▶ [TASK DETAILS]:
Go through the entries below and copy each line containing the word "JSON".

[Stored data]
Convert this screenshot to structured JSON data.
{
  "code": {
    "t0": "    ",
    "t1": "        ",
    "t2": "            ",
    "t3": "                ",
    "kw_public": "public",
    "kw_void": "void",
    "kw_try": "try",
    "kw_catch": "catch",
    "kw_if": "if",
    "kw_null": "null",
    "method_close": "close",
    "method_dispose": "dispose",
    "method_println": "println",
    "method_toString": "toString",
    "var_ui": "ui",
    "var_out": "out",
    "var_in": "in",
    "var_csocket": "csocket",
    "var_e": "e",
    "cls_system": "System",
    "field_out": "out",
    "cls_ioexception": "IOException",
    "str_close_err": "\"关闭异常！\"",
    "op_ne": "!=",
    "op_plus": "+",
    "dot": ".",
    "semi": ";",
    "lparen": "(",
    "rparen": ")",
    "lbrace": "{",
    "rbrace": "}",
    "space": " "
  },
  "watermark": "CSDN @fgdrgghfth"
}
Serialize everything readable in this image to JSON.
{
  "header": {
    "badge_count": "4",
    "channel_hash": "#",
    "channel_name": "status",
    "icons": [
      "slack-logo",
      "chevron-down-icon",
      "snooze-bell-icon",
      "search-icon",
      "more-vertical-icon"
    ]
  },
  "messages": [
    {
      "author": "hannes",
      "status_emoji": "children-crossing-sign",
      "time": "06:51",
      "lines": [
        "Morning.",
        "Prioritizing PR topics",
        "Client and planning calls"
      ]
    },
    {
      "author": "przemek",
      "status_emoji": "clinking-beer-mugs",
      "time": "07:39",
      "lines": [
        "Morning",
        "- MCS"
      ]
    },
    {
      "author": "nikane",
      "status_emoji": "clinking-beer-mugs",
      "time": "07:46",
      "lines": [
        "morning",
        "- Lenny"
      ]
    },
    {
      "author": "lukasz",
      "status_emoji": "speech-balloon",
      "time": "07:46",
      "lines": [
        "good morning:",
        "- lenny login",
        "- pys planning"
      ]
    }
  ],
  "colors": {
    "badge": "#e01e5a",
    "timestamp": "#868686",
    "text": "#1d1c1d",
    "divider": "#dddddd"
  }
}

▶ [THE ANSWER]:
Convert this screenshot to structured JSON data.
Serialize everything readable in this image to JSON.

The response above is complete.